→ Excerpted passage:

I had cause, recently, to write a little function that randomises a name for a resource from a list of roughly 90 words and a 3-digit postfix, in the form ‘happycat-267’*. Now, I don’t want to re-use a name that’s gone before, so the function checks already-deployed resources and if the name is taken, the function recurses to pick a new name from my ~90,000 possiblities.

Of course, when it came to testing this function, I wanted to be reasonably sure that the recursion worked and would continue to work in the future, so I decided to write a simple Pester test that loops a certain number of times and doesn’t return a duplicate value.

But this raised a question. How many iterations should this test go through to be reasonably sure of hitting a duplicate and thus triggering a recursion?

Obviously to fully test, I’d need to run the function 90,000+ times. But that’s computationally expensive and would slow down my testing. I don’t want to do that. But how many is the *least* number of tests I can do to be *reasonably* sure of a duplicate appearing?

Which brings me to the Birthday Problem, aka the Birthday Paradox.

Stated simply, the Birthday Problem tells us that in a group of only 23 people, it’s more likely than not to find two people who share a birthday. And if you have 70 people in a room, the probability of at least one birthday match is up at 99.9%.

The Wikipedia article goes into a lot of detail on why this is mathematically true, but the astute among us whill have noticed that this mathematical phenomenon has an application in unit testing my little “random-name-without-collisions” function.

There are Birthday Problem calculators online, such as this one, so I plugged in my possibility space of 90,000 and started playing with iterations. It turns out that if I call my function 1000 times, there’s a >99.5% chance that I’ll produce (and therefore handle) a duplicate.

→ Tasks and exercises:
• A. In the post on the random-name function, write out the passage starting with "The Wikipedia article" and going on through "handle) a duplicate.", swapping "calculators" for "tools".
• B. According to the post on the random-name function, how many people must be in a group for a shared birthday to be more likely than not?
• C. State whether each statement agrees with the post on the random-name function, answering yes or no and quoting the deciding words: (i) The generated names end with a 3-digit postfix. (ii) The author chose to run the function 90,000+ times in the test. (iii) With 70 people in a room, the chance of at least one birthday match is 99.9%.
You can ignore the records that come next.

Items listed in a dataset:

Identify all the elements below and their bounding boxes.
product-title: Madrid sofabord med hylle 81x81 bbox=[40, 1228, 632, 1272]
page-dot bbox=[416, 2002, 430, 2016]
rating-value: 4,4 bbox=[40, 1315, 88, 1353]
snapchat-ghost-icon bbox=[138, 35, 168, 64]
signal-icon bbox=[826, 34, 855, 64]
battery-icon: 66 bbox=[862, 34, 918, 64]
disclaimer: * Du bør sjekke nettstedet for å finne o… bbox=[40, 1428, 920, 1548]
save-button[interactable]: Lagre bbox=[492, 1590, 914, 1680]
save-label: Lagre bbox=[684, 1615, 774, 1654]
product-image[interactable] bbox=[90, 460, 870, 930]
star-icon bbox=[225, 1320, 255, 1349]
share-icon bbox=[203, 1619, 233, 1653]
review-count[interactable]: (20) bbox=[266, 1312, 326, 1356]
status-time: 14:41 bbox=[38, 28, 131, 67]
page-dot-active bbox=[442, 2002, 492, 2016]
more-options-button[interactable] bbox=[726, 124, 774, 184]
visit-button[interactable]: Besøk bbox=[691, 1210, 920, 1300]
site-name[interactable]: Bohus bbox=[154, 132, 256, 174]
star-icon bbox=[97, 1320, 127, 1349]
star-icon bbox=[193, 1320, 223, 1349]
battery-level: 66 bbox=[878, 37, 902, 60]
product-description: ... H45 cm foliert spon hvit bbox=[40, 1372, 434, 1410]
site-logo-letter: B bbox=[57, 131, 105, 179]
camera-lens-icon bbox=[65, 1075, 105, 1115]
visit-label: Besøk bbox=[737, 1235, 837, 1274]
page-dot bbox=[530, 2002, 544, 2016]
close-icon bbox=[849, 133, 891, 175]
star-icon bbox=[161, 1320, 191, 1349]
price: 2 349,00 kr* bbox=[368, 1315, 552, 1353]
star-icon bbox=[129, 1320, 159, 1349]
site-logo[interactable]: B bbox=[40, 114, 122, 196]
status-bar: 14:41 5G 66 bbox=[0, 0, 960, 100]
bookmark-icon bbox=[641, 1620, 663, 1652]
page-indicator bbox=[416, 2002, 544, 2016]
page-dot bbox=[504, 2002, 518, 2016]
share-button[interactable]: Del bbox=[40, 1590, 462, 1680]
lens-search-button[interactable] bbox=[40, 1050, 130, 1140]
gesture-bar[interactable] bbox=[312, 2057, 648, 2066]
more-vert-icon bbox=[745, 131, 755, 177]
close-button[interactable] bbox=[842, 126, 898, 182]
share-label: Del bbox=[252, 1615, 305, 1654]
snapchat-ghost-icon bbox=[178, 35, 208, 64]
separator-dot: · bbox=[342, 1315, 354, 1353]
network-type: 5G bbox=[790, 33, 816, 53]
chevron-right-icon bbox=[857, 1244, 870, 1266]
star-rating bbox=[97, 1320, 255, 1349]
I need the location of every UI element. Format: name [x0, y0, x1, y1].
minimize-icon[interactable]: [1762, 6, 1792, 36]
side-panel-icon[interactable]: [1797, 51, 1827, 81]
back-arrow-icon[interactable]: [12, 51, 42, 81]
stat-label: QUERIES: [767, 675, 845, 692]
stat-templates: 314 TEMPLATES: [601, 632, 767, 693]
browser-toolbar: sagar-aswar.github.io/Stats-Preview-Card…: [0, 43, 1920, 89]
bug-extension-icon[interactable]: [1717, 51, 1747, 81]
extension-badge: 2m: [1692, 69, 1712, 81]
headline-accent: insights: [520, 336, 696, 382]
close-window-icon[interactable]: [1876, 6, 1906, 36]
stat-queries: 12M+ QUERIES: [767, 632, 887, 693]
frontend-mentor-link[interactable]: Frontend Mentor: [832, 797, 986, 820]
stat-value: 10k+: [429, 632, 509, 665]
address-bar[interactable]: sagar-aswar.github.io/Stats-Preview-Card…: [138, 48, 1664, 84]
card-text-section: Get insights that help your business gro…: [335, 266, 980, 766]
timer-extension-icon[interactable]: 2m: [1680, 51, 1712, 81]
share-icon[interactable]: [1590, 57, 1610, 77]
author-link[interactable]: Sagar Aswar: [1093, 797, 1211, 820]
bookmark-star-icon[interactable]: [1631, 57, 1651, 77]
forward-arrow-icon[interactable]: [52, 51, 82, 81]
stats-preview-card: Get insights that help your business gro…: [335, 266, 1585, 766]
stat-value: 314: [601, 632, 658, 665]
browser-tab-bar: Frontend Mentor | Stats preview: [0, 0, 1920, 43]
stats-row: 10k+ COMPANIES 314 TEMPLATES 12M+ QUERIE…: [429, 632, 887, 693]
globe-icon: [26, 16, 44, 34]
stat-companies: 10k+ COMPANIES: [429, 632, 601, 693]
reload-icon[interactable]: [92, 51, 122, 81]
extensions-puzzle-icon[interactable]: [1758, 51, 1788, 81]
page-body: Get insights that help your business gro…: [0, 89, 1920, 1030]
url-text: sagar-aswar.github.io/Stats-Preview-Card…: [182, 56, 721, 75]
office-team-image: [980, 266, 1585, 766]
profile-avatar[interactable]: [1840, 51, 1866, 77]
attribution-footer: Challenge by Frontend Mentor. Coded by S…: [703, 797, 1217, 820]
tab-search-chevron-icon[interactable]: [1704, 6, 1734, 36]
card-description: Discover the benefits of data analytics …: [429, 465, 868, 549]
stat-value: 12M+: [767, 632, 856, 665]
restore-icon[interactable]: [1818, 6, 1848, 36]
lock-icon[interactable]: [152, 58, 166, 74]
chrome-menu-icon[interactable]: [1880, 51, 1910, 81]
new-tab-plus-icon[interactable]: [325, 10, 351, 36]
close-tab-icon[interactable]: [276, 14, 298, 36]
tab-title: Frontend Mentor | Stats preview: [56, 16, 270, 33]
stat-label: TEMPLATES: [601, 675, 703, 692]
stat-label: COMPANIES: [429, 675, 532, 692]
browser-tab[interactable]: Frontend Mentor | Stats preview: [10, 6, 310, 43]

→ Outputs in order:
• A.
The Wikipedia article goes into a lot of detail on why this is mathematically true, but the astute among us whill have noticed that this mathematical phenomenon has an application in unit testing my little “random-name-without-collisions” function.

There are Birthday Problem tools online, such as this one, so I plugged in my possibility space of 90,000 and started playing with iterations. It turns out that if I call my function 1000 times, there’s a >99.5% chance that I’ll produce (and therefore handle) a duplicate.

• B. 23 people.

• C.
(i) Yes: "a 3-digit postfix"
(ii) No: "I don’t want to do that."
(iii) Yes: "if you have 70 people in a room, the probability of at least one birthday match is up at 99.9%"